++++ Study text

Mommy, Why Do You Go to Those Meetings?

How Do You Tell a Child You’re Sober?

I don’t have children, so this is a hypothetical question for me. For many women (hell, for many men!) in recovery, it’s a very real question. How do you explain to your kids that mommy or daddy is a recovering alcoholic?

I’ve been in meetings where there are young children present. This rocks for two reasons. First, they’re kids and they’re so cute! Second, it shows a huge level of dedication to sobriety. Think about it – the child’s parents are so committed to staying sober that they’re willing to bring their child to a meeting. My metaphorical hat is off!

how to tell your child you're in recovery

I always wonder, though, what the child thinks. Do they understand the seriousness of what’s going on? Can they pick up on the life or death struggle that alcoholics deal with? Do they think mommy and daddy’s friends are a bunch of tattooed weirdos?

So, with that in mind, I’ve gathered some of my thoughts about explaining addiction and recovery to children. They may be wonderful, awesome, one-of-a-kind thoughts. They may stink. I’m not sure! Like I said, I’m not a parent.

It’s my hope that the following can help someone struggling with the frightening question of how to best tell their kid that they’re a sober woman of grace and dignity!

Be Open & Honest From a Young Age

Children are smart! They pick up on then we give them credit for. If you bring your kids to meetings, or even if you used to drink around them, I’m sure they’ve figured out that something’s up.

So, lay it all on the table. Tell them that you used to drink or drug and no longer do. Don’t go into your war stories, or share details that are inappropriate, but be open and honest.

++++++++
++++ Excerpted data

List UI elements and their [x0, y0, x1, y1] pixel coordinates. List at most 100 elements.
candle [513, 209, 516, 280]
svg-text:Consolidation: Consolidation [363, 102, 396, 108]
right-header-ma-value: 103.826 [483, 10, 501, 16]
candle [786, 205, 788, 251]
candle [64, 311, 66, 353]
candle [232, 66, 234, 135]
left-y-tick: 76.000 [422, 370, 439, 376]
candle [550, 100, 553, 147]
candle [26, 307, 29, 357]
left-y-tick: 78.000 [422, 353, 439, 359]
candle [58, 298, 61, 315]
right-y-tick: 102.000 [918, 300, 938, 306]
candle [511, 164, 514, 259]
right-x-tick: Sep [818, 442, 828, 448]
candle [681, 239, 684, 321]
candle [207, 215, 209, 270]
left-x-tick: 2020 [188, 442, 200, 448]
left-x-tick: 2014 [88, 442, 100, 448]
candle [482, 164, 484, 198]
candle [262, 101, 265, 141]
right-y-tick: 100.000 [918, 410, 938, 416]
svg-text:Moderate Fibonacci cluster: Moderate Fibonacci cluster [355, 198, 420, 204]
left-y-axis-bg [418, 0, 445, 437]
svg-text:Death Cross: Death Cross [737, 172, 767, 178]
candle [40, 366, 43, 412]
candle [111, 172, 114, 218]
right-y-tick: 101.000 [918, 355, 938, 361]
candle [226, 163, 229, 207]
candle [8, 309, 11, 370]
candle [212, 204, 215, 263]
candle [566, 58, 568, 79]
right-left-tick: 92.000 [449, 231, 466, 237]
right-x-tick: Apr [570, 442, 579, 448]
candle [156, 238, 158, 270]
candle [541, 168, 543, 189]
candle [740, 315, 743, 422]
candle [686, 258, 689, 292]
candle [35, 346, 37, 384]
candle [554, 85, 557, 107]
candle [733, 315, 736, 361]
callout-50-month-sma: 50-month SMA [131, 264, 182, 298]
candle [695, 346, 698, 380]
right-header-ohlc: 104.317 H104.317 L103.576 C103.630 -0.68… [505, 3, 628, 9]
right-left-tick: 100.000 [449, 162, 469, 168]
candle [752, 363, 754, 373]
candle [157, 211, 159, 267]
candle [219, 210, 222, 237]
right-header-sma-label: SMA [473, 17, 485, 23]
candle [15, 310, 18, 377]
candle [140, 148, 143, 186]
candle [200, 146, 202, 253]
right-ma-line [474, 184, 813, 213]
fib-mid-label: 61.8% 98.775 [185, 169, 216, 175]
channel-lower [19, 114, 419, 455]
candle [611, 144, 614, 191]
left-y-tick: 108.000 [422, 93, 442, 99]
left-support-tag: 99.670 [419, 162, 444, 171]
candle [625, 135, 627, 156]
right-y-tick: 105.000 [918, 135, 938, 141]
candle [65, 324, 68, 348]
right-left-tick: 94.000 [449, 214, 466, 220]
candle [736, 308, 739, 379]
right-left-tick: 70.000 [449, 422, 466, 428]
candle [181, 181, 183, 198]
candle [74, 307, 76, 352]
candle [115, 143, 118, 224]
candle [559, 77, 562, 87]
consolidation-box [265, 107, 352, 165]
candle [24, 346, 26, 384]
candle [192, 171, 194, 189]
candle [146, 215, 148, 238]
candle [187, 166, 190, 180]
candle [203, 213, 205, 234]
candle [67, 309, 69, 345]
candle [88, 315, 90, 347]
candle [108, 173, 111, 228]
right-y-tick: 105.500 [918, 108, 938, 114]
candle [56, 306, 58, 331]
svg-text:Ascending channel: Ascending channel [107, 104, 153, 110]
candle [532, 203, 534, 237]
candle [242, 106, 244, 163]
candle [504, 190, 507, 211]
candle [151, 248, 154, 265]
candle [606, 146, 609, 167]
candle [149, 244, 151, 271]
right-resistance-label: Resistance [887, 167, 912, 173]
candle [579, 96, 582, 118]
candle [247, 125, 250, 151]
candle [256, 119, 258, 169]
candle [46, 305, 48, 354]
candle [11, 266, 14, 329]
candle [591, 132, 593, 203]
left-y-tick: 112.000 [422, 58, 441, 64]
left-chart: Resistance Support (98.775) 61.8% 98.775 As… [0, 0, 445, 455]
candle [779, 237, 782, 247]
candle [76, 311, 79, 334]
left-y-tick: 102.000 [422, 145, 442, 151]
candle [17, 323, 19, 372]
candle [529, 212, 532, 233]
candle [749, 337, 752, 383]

++++++++

→ What to work on:
**A.** In the post on telling a child you're sober, the author says having young children at meetings "rocks." Explain in one to three sentences why the author thinks so.
**B.** Please answer these questions using the post about explaining recovery to children:
(i) Does the author have children?
(ii) What does the author wonder whether children think of their parents' friends from meetings?
(iii) When telling children about past drinking or drug use, what does the author say not to go into or share?
**C.** Continue the post on telling a child you're sober, beginning right after its final sentence.

→ Answers per task:
**A.** The author gives two reasons: the children are cute, and their presence shows a huge dedication to sobriety. The parents are so committed to staying sober that they will bring their child to a meeting.

**B.**
(i) No. The author says they don't have children, so the question is hypothetical for them.
(ii) The author wonders whether children think their parents' friends are a bunch of tattooed weirdos.
(iii) Parents shouldn't go into their war stories or share inappropriate details.

**C.**
I’m speaking from personal experience. I have an aunt who’s sober. While being an aunt is different from being a parent, the same principles apply. When I started to get into trouble with drugs and booze, she sat me down and explained her past struggles.

I didn’t think much of it at the time, but looking back I appreciate her reaching out so much!

Have Your Sober Supports in Their Life

Did someone say free babysitting? I kid, I kid!

All jokes aside, introduce your sponsor to your children. After all, she’s the woman who taught you how to live. She’s the woman who gave you the chance to be a responsible parent. I’m sure your kids will adore her!

Sober supports, sponsor or otherwise, are the lifeblood of recovery. They’re the reason we’re sane members of society! At least, they are for me! Remember what I said about children picking up on things? I’m willing to bet they’ll pick up on your sober supports’ serenity and peace.

When the day comes that I have kids, I can’t think of a woman I want them to meet more than my sponsor!

Let Them Read the Big Book When They’re Old Enough

Although there are sections of the Big Book that aren’t suitable for children, most of it is a great lesson in how to be selfless, patient, giving, and responsible. What more could a child ask for? Well…probably some video games!

Really, though, Bill, Dr. Bob, and the first one hundred managed to write an amazing manual on how to live the type of life everyone wants. They managed to write about how to be happy, joyous, and free.

That seems like the kind of lesson to pass on to a child!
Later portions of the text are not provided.